**What to produce:** Tally the lines in the records underneath that contain the string "mantissa", and state the figure by itself.

**Data for this task:**
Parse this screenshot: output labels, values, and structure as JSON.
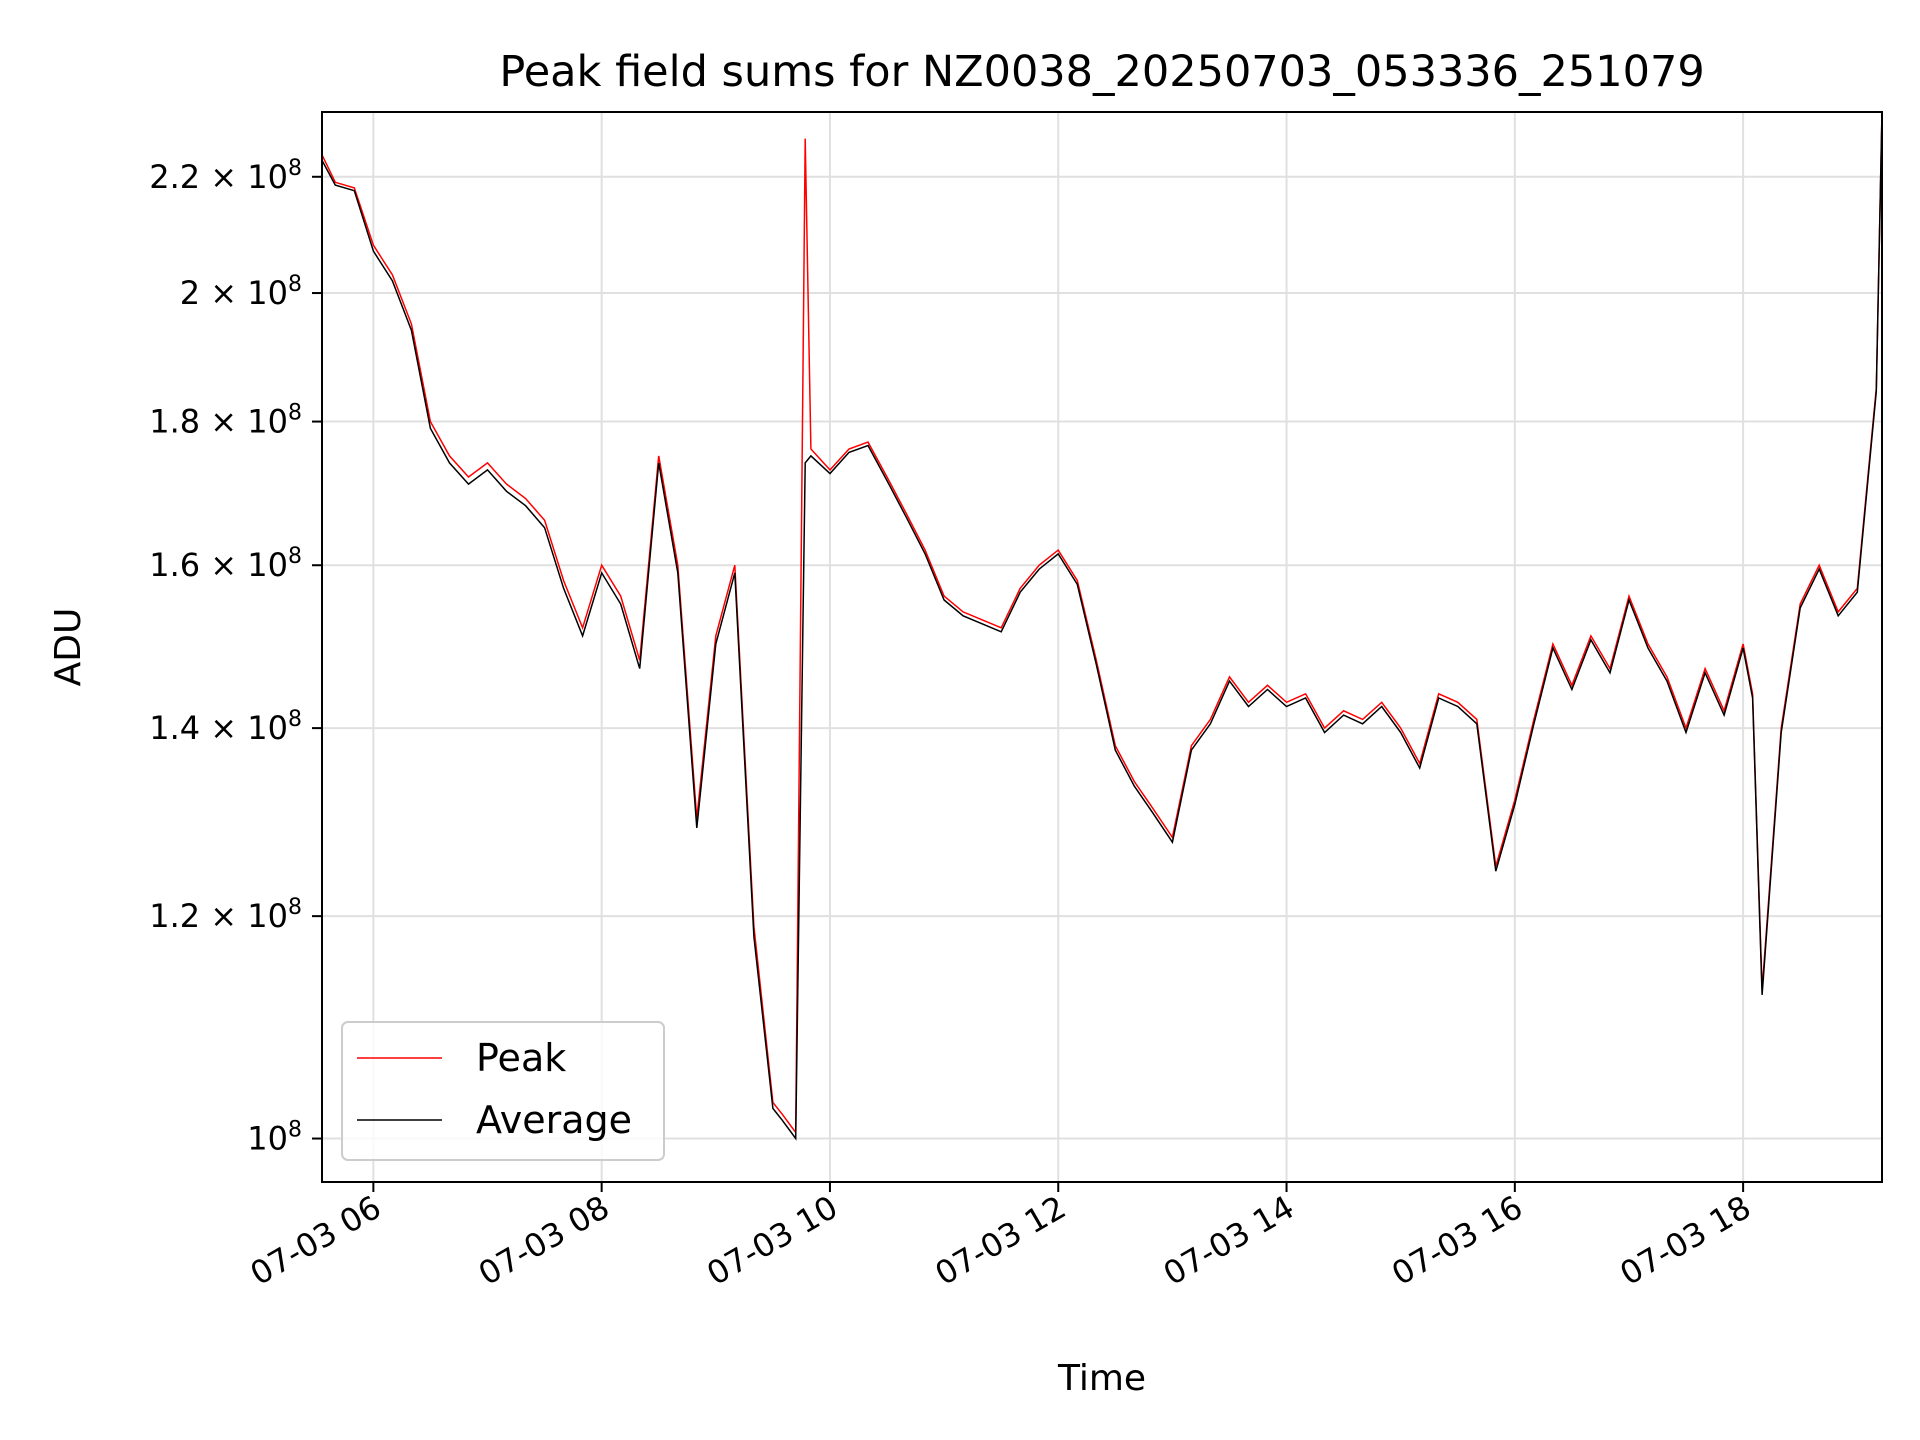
{
  "chart_data": {
    "type": "line",
    "title": "Peak field sums for NZ0038_20250703_053336_251079",
    "xlabel": "Time",
    "ylabel": "ADU",
    "yscale": "log",
    "ylim": [
      96500000,
      232000000
    ],
    "xlim": [
      "2025-07-03 05:33",
      "2025-07-03 19:13"
    ],
    "x_ticks": [
      "07-03 06",
      "07-03 08",
      "07-03 10",
      "07-03 12",
      "07-03 14",
      "07-03 16",
      "07-03 18"
    ],
    "y_ticks": [
      {
        "value": 100000000,
        "mantissa": "",
        "exp": "8"
      },
      {
        "value": 120000000,
        "mantissa": "1.2",
        "exp": "8"
      },
      {
        "value": 140000000,
        "mantissa": "1.4",
        "exp": "8"
      },
      {
        "value": 160000000,
        "mantissa": "1.6",
        "exp": "8"
      },
      {
        "value": 180000000,
        "mantissa": "1.8",
        "exp": "8"
      },
      {
        "value": 200000000,
        "mantissa": "2",
        "exp": "8"
      },
      {
        "value": 220000000,
        "mantissa": "2.2",
        "exp": "8"
      }
    ],
    "grid": true,
    "legend_position": "lower-left",
    "colors": {
      "peak": "#ff0000",
      "average": "#000000",
      "grid": "#e0e0e0"
    },
    "series": [
      {
        "name": "Peak",
        "x": [
          "2025-07-03 05:33",
          "2025-07-03 05:40",
          "2025-07-03 05:50",
          "2025-07-03 06:00",
          "2025-07-03 06:10",
          "2025-07-03 06:20",
          "2025-07-03 06:30",
          "2025-07-03 06:40",
          "2025-07-03 06:50",
          "2025-07-03 07:00",
          "2025-07-03 07:10",
          "2025-07-03 07:20",
          "2025-07-03 07:30",
          "2025-07-03 07:40",
          "2025-07-03 07:50",
          "2025-07-03 08:00",
          "2025-07-03 08:10",
          "2025-07-03 08:20",
          "2025-07-03 08:30",
          "2025-07-03 08:40",
          "2025-07-03 08:50",
          "2025-07-03 09:00",
          "2025-07-03 09:10",
          "2025-07-03 09:20",
          "2025-07-03 09:30",
          "2025-07-03 09:35",
          "2025-07-03 09:42",
          "2025-07-03 09:47",
          "2025-07-03 09:50",
          "2025-07-03 10:00",
          "2025-07-03 10:10",
          "2025-07-03 10:20",
          "2025-07-03 10:30",
          "2025-07-03 10:40",
          "2025-07-03 10:50",
          "2025-07-03 11:00",
          "2025-07-03 11:10",
          "2025-07-03 11:20",
          "2025-07-03 11:30",
          "2025-07-03 11:40",
          "2025-07-03 11:50",
          "2025-07-03 12:00",
          "2025-07-03 12:10",
          "2025-07-03 12:20",
          "2025-07-03 12:30",
          "2025-07-03 12:40",
          "2025-07-03 12:50",
          "2025-07-03 13:00",
          "2025-07-03 13:10",
          "2025-07-03 13:20",
          "2025-07-03 13:30",
          "2025-07-03 13:40",
          "2025-07-03 13:50",
          "2025-07-03 14:00",
          "2025-07-03 14:10",
          "2025-07-03 14:20",
          "2025-07-03 14:30",
          "2025-07-03 14:40",
          "2025-07-03 14:50",
          "2025-07-03 15:00",
          "2025-07-03 15:10",
          "2025-07-03 15:20",
          "2025-07-03 15:30",
          "2025-07-03 15:40",
          "2025-07-03 15:50",
          "2025-07-03 16:00",
          "2025-07-03 16:10",
          "2025-07-03 16:20",
          "2025-07-03 16:30",
          "2025-07-03 16:40",
          "2025-07-03 16:50",
          "2025-07-03 17:00",
          "2025-07-03 17:10",
          "2025-07-03 17:20",
          "2025-07-03 17:30",
          "2025-07-03 17:40",
          "2025-07-03 17:50",
          "2025-07-03 18:00",
          "2025-07-03 18:05",
          "2025-07-03 18:10",
          "2025-07-03 18:20",
          "2025-07-03 18:30",
          "2025-07-03 18:40",
          "2025-07-03 18:50",
          "2025-07-03 19:00",
          "2025-07-03 19:10",
          "2025-07-03 19:13"
        ],
        "values": [
          224000000,
          219000000,
          218000000,
          208000000,
          203000000,
          195000000,
          180000000,
          175000000,
          172000000,
          174000000,
          171000000,
          169000000,
          166000000,
          158000000,
          152000000,
          160000000,
          156000000,
          148000000,
          175000000,
          160000000,
          130000000,
          151000000,
          160000000,
          119000000,
          103000000,
          102000000,
          100500000,
          227000000,
          176000000,
          173000000,
          176000000,
          177000000,
          172000000,
          167000000,
          162000000,
          156000000,
          154000000,
          153000000,
          152000000,
          157000000,
          160000000,
          162000000,
          158000000,
          148000000,
          138000000,
          134000000,
          131000000,
          128000000,
          138000000,
          141000000,
          146000000,
          143000000,
          145000000,
          143000000,
          144000000,
          140000000,
          142000000,
          141000000,
          143000000,
          140000000,
          136000000,
          144000000,
          143000000,
          141000000,
          125000000,
          132000000,
          141000000,
          150000000,
          145000000,
          151000000,
          147000000,
          156000000,
          150000000,
          146000000,
          140000000,
          147000000,
          142000000,
          150000000,
          144000000,
          113000000,
          140000000,
          155000000,
          160000000,
          154000000,
          157000000,
          185000000,
          232000000
        ]
      },
      {
        "name": "Average",
        "x": [
          "2025-07-03 05:33",
          "2025-07-03 05:40",
          "2025-07-03 05:50",
          "2025-07-03 06:00",
          "2025-07-03 06:10",
          "2025-07-03 06:20",
          "2025-07-03 06:30",
          "2025-07-03 06:40",
          "2025-07-03 06:50",
          "2025-07-03 07:00",
          "2025-07-03 07:10",
          "2025-07-03 07:20",
          "2025-07-03 07:30",
          "2025-07-03 07:40",
          "2025-07-03 07:50",
          "2025-07-03 08:00",
          "2025-07-03 08:10",
          "2025-07-03 08:20",
          "2025-07-03 08:30",
          "2025-07-03 08:40",
          "2025-07-03 08:50",
          "2025-07-03 09:00",
          "2025-07-03 09:10",
          "2025-07-03 09:20",
          "2025-07-03 09:30",
          "2025-07-03 09:35",
          "2025-07-03 09:42",
          "2025-07-03 09:47",
          "2025-07-03 09:50",
          "2025-07-03 10:00",
          "2025-07-03 10:10",
          "2025-07-03 10:20",
          "2025-07-03 10:30",
          "2025-07-03 10:40",
          "2025-07-03 10:50",
          "2025-07-03 11:00",
          "2025-07-03 11:10",
          "2025-07-03 11:20",
          "2025-07-03 11:30",
          "2025-07-03 11:40",
          "2025-07-03 11:50",
          "2025-07-03 12:00",
          "2025-07-03 12:10",
          "2025-07-03 12:20",
          "2025-07-03 12:30",
          "2025-07-03 12:40",
          "2025-07-03 12:50",
          "2025-07-03 13:00",
          "2025-07-03 13:10",
          "2025-07-03 13:20",
          "2025-07-03 13:30",
          "2025-07-03 13:40",
          "2025-07-03 13:50",
          "2025-07-03 14:00",
          "2025-07-03 14:10",
          "2025-07-03 14:20",
          "2025-07-03 14:30",
          "2025-07-03 14:40",
          "2025-07-03 14:50",
          "2025-07-03 15:00",
          "2025-07-03 15:10",
          "2025-07-03 15:20",
          "2025-07-03 15:30",
          "2025-07-03 15:40",
          "2025-07-03 15:50",
          "2025-07-03 16:00",
          "2025-07-03 16:10",
          "2025-07-03 16:20",
          "2025-07-03 16:30",
          "2025-07-03 16:40",
          "2025-07-03 16:50",
          "2025-07-03 17:00",
          "2025-07-03 17:10",
          "2025-07-03 17:20",
          "2025-07-03 17:30",
          "2025-07-03 17:40",
          "2025-07-03 17:50",
          "2025-07-03 18:00",
          "2025-07-03 18:05",
          "2025-07-03 18:10",
          "2025-07-03 18:20",
          "2025-07-03 18:30",
          "2025-07-03 18:40",
          "2025-07-03 18:50",
          "2025-07-03 19:00",
          "2025-07-03 19:10",
          "2025-07-03 19:13"
        ],
        "values": [
          223000000,
          218500000,
          217500000,
          207000000,
          202000000,
          194000000,
          179000000,
          174000000,
          171000000,
          173000000,
          170000000,
          168000000,
          165000000,
          157000000,
          151000000,
          159000000,
          155000000,
          147000000,
          174000000,
          159000000,
          129000000,
          150000000,
          159000000,
          118000000,
          102500000,
          101500000,
          100000000,
          174000000,
          175000000,
          172500000,
          175500000,
          176500000,
          171500000,
          166500000,
          161500000,
          155500000,
          153500000,
          152500000,
          151500000,
          156500000,
          159500000,
          161500000,
          157500000,
          147500000,
          137500000,
          133500000,
          130500000,
          127500000,
          137500000,
          140500000,
          145500000,
          142500000,
          144500000,
          142500000,
          143500000,
          139500000,
          141500000,
          140500000,
          142500000,
          139500000,
          135500000,
          143500000,
          142500000,
          140500000,
          124500000,
          131500000,
          140500000,
          149500000,
          144500000,
          150500000,
          146500000,
          155500000,
          149500000,
          145500000,
          139500000,
          146500000,
          141500000,
          149500000,
          143500000,
          112500000,
          139500000,
          154500000,
          159500000,
          153500000,
          156500000,
          184500000,
          232000000
        ]
      }
    ]
  }
}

**Right answer:** 7